Relative CHA propensity, η, of various water models compared to experiment. The experimental and calculated η for TIP5P, TIP3P, TIP4PEw, OPC11 water models are taken from Ref. 41. The calculation of η value for OPC3’s is described in Sec. II C. Although no η for TIP3PFB and H2ODC were reported in the original references, we expect the values to be close to those of OPC3, based on the over-all proximity of these models in the multipole parameter space.

Exp TIP5P TIP3P TIP4PEw OPC OPC3
0.485 0.11 0.43 0.55 0.45 0.49

III. RESULTS

A. The proposed OPC3 model

The result of the above search procedure is a “quality map” of all possible test water models in the μQT space, Fig. 3: the proposed OPC3 model is the one with the highest quality score.

The OPC3’s point charge positions and values and the LJ parameters are listed in Table II. The |O–q+| distances for OPC3 are slightly longer (0.978 88 Å) than the corresponding experimental values of |O − H| bond. We stress that it is the |O–q+| and not the |O − H| distance that is of critical importance for classical water models with a single LJ center on the oxygen atom. The ∠q+Oq+ angle (Fig. 2) is equal to (109.47) which is a direct consequence of setting Q0 = 0 (see Sec. II).

TABLE II.

Force field parameters of OPC3 (see Fig. 2), some commonly used, and recently developed 3-point water models. Here σLJ = (ALJ/BLJ)1/6 and ϵLJ=BLJ2/(4ALJ). For comparison, water molecule geometry in the gas phase is also included.

q(e) l (Å) Θ (deg) σLJ (Å) ϵLJ (kJ/mol)
EXP (gas) NA 0.9572 104.52 NA NA
TIP3P 0.417 0.9572 104.52 3.150 61 0.6364
SPCE 0.4238 1.0 109.47 3.166 0.65
TIP3PFB 0.424 22 1.0118 108.15 3.1780 0.652 14
H2ODC 0.4238 0.958 109.47 3.184 00 0.593
OPC3 0.447 585 0.978 88 109.47 3.174 27 0.683 69

Compared to the commonly used 3-point models shown, OPC3 reproduces the multipole moments of water molecule in the liquid phase substantially better (Table I): OPC3’s μ (2.43 D) is closer to the accepted range of values inferred from indirect experimental estimates and QM predictions.36,38,39,55–58 OPC3’s QT (2.06 D Å) is also larger than that of the commonly used TIP3P and SPCE, and is in better agreement with the values from quantum calculations.36,39,56,57 The improved multipole moments of OPC3 are achieved due to the “unconstrained” search for model’s optimal parameters in the space of moments.

# # # # # # #

List of tasks -
A) Using the water-model excerpt above, answer each question:
(i) What experimental value of η is listed?
(ii) What is OPC3's dipole moment μ?
(iii) What setting directly causes OPC3's ∠q+Oq+ angle to equal 109.47?
B) Summarize the water-model excerpt above in two sentences.

Information supplied -
# # # # # # #

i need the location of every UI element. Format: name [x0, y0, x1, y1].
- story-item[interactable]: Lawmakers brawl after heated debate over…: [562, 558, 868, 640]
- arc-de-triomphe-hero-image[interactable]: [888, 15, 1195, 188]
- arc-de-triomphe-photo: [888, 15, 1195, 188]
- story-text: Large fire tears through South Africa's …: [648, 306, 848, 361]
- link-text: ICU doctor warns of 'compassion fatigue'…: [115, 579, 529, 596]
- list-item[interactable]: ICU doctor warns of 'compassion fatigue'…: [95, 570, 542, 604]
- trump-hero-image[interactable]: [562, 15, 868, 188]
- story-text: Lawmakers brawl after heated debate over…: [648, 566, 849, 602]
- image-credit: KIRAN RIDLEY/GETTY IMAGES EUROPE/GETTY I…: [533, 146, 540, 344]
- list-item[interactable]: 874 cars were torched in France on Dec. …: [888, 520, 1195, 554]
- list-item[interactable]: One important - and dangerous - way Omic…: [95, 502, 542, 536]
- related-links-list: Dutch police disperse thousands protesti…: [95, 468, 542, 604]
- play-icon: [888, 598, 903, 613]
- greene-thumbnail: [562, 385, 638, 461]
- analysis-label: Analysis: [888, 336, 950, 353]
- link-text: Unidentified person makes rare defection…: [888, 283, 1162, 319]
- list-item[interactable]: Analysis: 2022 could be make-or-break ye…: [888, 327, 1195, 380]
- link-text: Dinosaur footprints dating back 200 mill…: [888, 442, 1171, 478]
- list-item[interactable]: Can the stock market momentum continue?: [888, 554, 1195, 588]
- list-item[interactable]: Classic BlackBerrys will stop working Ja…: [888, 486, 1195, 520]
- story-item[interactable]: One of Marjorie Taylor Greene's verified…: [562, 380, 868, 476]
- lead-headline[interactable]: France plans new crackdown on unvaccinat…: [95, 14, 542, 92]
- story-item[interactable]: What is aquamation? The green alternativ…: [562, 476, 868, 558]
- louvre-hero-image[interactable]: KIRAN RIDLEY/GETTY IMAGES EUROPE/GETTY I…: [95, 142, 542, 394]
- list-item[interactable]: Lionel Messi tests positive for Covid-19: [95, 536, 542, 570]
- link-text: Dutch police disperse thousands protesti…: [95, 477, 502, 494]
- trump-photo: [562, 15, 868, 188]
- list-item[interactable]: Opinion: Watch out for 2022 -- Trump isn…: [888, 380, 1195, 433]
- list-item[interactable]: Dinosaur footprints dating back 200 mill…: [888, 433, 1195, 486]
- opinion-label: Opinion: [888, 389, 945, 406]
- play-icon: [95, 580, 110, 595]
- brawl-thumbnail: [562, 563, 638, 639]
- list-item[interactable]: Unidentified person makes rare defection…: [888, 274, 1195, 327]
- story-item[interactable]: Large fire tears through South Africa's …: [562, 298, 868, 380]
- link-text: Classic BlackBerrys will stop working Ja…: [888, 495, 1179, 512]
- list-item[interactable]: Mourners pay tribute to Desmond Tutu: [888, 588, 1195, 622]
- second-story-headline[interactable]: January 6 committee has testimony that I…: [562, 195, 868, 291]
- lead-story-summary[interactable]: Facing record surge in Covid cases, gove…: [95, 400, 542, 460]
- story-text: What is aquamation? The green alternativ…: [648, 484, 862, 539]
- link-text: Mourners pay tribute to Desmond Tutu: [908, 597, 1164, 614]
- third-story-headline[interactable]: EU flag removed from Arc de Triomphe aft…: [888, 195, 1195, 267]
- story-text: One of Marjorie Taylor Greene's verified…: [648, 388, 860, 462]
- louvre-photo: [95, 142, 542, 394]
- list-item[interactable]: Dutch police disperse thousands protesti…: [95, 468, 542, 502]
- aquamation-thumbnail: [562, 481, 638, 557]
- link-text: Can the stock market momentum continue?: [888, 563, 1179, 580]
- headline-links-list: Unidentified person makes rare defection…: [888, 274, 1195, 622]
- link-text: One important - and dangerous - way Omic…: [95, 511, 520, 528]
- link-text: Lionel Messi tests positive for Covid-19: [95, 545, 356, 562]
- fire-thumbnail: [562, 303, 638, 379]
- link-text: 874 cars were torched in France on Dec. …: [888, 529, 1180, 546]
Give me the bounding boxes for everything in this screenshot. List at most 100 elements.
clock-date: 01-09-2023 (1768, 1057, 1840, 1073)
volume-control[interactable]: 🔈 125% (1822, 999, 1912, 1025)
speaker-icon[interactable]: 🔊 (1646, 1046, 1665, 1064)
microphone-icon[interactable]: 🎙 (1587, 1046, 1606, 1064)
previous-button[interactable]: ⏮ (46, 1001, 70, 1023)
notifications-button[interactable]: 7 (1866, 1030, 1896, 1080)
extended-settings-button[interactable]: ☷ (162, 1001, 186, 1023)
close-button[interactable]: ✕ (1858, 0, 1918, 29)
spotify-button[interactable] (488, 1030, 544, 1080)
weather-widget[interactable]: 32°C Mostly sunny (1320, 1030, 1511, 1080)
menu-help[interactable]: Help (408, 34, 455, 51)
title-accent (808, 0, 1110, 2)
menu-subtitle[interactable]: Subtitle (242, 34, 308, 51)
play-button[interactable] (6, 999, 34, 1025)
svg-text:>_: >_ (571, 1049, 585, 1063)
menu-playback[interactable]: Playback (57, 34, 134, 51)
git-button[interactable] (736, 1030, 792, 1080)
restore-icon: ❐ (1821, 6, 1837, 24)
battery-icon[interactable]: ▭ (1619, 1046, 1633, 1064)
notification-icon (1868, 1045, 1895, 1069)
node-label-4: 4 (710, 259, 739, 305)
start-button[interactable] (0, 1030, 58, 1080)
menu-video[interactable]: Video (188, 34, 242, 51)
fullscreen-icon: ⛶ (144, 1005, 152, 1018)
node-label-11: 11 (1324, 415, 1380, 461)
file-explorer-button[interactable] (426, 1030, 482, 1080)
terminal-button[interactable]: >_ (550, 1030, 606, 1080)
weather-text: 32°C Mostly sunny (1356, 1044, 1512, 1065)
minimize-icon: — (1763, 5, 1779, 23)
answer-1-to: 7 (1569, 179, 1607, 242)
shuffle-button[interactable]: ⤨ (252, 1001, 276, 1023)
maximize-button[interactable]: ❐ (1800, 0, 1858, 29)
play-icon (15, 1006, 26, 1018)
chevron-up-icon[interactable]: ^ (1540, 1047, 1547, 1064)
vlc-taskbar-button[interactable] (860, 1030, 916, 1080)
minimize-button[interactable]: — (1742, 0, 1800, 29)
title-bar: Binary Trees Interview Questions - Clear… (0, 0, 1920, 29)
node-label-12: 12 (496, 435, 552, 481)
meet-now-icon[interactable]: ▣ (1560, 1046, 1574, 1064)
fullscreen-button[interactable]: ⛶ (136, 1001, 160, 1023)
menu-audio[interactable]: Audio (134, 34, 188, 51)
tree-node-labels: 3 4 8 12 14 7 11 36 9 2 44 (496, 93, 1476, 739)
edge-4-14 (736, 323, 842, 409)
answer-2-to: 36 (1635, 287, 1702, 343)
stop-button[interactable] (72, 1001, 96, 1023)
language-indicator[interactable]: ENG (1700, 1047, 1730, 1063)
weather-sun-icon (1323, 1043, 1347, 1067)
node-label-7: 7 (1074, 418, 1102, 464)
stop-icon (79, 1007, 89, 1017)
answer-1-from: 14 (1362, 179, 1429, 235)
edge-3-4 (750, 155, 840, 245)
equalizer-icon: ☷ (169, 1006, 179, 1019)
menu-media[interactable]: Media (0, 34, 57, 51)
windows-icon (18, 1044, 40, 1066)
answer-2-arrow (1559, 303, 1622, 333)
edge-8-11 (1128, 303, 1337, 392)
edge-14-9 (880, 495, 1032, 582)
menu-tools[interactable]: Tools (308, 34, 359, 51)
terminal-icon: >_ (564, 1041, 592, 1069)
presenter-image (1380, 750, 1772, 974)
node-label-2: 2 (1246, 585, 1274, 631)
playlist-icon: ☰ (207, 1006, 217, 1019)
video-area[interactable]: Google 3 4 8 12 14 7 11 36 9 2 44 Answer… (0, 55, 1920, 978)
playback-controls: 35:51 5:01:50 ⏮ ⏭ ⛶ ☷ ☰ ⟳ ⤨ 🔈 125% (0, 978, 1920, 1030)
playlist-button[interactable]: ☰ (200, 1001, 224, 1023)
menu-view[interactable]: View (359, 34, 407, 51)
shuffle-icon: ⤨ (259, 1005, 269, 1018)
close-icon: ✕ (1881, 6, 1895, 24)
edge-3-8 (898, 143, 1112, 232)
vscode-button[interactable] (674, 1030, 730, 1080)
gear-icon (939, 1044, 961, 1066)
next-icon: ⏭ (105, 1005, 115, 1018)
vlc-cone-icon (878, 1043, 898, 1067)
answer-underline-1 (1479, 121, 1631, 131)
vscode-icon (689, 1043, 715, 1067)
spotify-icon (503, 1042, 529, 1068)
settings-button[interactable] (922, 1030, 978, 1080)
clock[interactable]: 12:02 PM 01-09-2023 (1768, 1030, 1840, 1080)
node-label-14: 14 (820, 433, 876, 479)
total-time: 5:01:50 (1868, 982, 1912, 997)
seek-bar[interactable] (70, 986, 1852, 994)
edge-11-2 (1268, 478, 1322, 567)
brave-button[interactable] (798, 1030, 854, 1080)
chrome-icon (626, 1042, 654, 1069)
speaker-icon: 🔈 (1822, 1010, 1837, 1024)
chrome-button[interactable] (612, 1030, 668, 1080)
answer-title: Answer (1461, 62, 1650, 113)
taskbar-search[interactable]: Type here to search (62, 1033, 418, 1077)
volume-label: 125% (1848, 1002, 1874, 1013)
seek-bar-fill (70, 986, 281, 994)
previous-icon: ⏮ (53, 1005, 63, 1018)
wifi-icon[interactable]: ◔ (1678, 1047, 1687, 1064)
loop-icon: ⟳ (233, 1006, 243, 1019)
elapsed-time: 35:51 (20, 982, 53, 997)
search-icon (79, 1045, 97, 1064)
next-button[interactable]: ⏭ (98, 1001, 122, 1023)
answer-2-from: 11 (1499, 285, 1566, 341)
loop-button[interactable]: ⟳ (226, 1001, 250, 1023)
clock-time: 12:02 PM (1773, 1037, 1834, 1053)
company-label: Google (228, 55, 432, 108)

# # # # # # #

List of answers -
A)
(i) 0.485
(ii) 2.43 D
(iii) Setting Q0 = 0

B) The proposed OPC3 model is the test water model with the highest quality score on a quality map of the μQT space, and its ∠q+Oq+ angle of 109.47 comes directly from setting Q0 = 0. Compared with commonly used 3-point models such as TIP3P and SPCE, OPC3 reproduces the multipole moments of water in the liquid phase substantially better because its optimal parameters were found through an unconstrained search in the space of moments.